== Instruction ==
Please give the listing again in its entirety, exactly as written.

== Listed entries ==
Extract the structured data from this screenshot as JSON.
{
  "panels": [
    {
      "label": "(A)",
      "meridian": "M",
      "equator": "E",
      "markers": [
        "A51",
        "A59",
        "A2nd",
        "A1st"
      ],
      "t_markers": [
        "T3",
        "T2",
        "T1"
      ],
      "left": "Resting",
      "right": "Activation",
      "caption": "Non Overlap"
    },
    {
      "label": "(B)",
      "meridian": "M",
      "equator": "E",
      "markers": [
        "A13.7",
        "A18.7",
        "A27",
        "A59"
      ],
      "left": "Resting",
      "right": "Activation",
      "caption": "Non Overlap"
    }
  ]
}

== Written response ==
Extract the structured data from this screenshot as JSON.
{
  "panels": [
    {
      "label": "(A)",
      "meridian": "M",
      "equator": "E",
      "markers": [
        "A51",
        "A59",
        "A2nd",
        "A1st"
      ],
      "t_markers": [
        "T3",
        "T2",
        "T1"
      ],
      "left": "Resting",
      "right": "Activation",
      "caption": "Non Overlap"
    },
    {
      "label": "(B)",
      "meridian": "M",
      "equator": "E",
      "markers": [
        "A13.7",
        "A18.7",
        "A27",
        "A59"
      ],
      "left": "Resting",
      "right": "Activation",
      "caption": "Non Overlap"
    }
  ]
}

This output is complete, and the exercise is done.